Working data:
━━━━━━━━━━━━━━━━━━━━

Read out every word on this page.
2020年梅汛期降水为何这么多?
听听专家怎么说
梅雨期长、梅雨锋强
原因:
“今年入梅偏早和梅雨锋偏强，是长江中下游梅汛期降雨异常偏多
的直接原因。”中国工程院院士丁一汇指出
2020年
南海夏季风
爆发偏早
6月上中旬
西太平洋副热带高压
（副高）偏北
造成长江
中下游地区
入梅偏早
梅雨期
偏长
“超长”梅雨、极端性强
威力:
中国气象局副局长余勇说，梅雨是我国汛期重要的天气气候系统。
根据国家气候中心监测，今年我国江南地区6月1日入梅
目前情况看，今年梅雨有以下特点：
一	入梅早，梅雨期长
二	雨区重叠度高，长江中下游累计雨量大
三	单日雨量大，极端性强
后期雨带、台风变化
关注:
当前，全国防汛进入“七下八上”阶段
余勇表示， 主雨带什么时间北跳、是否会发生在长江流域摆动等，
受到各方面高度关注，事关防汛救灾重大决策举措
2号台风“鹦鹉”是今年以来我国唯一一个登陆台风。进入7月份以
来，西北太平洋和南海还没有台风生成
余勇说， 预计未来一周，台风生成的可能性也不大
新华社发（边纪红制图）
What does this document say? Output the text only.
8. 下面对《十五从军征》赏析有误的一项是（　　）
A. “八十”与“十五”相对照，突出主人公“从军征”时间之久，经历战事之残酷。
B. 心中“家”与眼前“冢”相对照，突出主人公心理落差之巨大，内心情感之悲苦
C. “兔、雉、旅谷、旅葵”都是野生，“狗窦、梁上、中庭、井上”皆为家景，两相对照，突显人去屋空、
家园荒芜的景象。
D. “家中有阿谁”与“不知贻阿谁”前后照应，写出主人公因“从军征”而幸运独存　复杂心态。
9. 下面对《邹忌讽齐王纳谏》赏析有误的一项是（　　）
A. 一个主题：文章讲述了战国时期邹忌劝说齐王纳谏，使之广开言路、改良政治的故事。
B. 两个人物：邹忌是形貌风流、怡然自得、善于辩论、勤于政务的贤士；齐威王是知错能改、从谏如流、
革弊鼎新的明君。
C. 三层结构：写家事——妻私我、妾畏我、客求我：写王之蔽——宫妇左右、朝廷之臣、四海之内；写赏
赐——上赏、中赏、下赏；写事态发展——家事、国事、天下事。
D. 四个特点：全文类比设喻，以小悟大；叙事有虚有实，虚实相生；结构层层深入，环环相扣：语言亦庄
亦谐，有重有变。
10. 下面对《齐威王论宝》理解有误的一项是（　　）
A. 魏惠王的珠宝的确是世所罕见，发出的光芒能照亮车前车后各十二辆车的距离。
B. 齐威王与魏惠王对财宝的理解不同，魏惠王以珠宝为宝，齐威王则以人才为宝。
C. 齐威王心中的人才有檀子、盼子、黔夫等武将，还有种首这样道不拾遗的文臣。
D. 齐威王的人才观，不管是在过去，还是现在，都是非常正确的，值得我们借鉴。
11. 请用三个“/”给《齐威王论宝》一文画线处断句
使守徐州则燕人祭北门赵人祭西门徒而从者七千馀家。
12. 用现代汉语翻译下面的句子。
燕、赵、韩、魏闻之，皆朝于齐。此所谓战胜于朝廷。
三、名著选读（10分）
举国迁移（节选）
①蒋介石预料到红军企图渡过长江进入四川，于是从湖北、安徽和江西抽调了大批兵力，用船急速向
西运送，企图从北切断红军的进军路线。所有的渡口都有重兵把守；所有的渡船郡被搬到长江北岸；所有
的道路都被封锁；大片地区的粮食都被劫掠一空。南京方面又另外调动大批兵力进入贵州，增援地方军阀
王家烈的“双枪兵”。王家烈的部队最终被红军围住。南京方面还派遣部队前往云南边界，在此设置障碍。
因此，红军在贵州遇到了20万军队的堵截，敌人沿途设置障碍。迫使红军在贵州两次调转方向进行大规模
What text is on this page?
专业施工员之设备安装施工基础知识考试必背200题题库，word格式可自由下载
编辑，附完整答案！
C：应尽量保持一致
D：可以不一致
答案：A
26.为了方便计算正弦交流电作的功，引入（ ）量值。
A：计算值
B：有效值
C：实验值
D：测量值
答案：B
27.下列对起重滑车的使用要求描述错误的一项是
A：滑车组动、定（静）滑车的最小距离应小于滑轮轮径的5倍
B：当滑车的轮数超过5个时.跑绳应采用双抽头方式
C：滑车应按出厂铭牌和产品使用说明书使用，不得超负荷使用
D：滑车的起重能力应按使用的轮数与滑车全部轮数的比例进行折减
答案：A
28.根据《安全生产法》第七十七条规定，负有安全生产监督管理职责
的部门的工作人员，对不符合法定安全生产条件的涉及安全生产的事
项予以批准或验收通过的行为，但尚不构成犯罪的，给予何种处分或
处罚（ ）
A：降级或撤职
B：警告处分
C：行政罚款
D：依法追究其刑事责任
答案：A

━━━━━━━━━━━━━━━━━━━━

Instructions for the task:
Print again the material above, limited to the lines from the one holding "What does this" through the last, inclusive.

Exercise solution:
What does this document say? Output the text only.
8. 下面对《十五从军征》赏析有误的一项是（　　）
A. “八十”与“十五”相对照，突出主人公“从军征”时间之久，经历战事之残酷。
B. 心中“家”与眼前“冢”相对照，突出主人公心理落差之巨大，内心情感之悲苦
C. “兔、雉、旅谷、旅葵”都是野生，“狗窦、梁上、中庭、井上”皆为家景，两相对照，突显人去屋空、
家园荒芜的景象。
D. “家中有阿谁”与“不知贻阿谁”前后照应，写出主人公因“从军征”而幸运独存　复杂心态。
9. 下面对《邹忌讽齐王纳谏》赏析有误的一项是（　　）
A. 一个主题：文章讲述了战国时期邹忌劝说齐王纳谏，使之广开言路、改良政治的故事。
B. 两个人物：邹忌是形貌风流、怡然自得、善于辩论、勤于政务的贤士；齐威王是知错能改、从谏如流、
革弊鼎新的明君。
C. 三层结构：写家事——妻私我、妾畏我、客求我：写王之蔽——宫妇左右、朝廷之臣、四海之内；写赏
赐——上赏、中赏、下赏；写事态发展——家事、国事、天下事。
D. 四个特点：全文类比设喻，以小悟大；叙事有虚有实，虚实相生；结构层层深入，环环相扣：语言亦庄
亦谐，有重有变。
10. 下面对《齐威王论宝》理解有误的一项是（　　）
A. 魏惠王的珠宝的确是世所罕见，发出的光芒能照亮车前车后各十二辆车的距离。
B. 齐威王与魏惠王对财宝的理解不同，魏惠王以珠宝为宝，齐威王则以人才为宝。
C. 齐威王心中的人才有檀子、盼子、黔夫等武将，还有种首这样道不拾遗的文臣。
D. 齐威王的人才观，不管是在过去，还是现在，都是非常正确的，值得我们借鉴。
11. 请用三个“/”给《齐威王论宝》一文画线处断句
使守徐州则燕人祭北门赵人祭西门徒而从者七千馀家。
12. 用现代汉语翻译下面的句子。
燕、赵、韩、魏闻之，皆朝于齐。此所谓战胜于朝廷。
三、名著选读（10分）
举国迁移（节选）
①蒋介石预料到红军企图渡过长江进入四川，于是从湖北、安徽和江西抽调了大批兵力，用船急速向
西运送，企图从北切断红军的进军路线。所有的渡口都有重兵把守；所有的渡船郡被搬到长江北岸；所有
的道路都被封锁；大片地区的粮食都被劫掠一空。南京方面又另外调动大批兵力进入贵州，增援地方军阀
王家烈的“双枪兵”。王家烈的部队最终被红军围住。南京方面还派遣部队前往云南边界，在此设置障碍。
因此，红军在贵州遇到了20万军队的堵截，敌人沿途设置障碍。迫使红军在贵州两次调转方向进行大规模
What text is on this page?
专业施工员之设备安装施工基础知识考试必背200题题库，word格式可自由下载
编辑，附完整答案！
C：应尽量保持一致
D：可以不一致
答案：A
26.为了方便计算正弦交流电作的功，引入（ ）量值。
A：计算值
B：有效值
C：实验值
D：测量值
答案：B
27.下列对起重滑车的使用要求描述错误的一项是
A：滑车组动、定（静）滑车的最小距离应小于滑轮轮径的5倍
B：当滑车的轮数超过5个时.跑绳应采用双抽头方式
C：滑车应按出厂铭牌和产品使用说明书使用，不得超负荷使用
D：滑车的起重能力应按使用的轮数与滑车全部轮数的比例进行折减
答案：A
28.根据《安全生产法》第七十七条规定，负有安全生产监督管理职责
的部门的工作人员，对不符合法定安全生产条件的涉及安全生产的事
项予以批准或验收通过的行为，但尚不构成犯罪的，给予何种处分或
处罚（ ）
A：降级或撤职
B：警告处分
C：行政罚款
D：依法追究其刑事责任
答案：A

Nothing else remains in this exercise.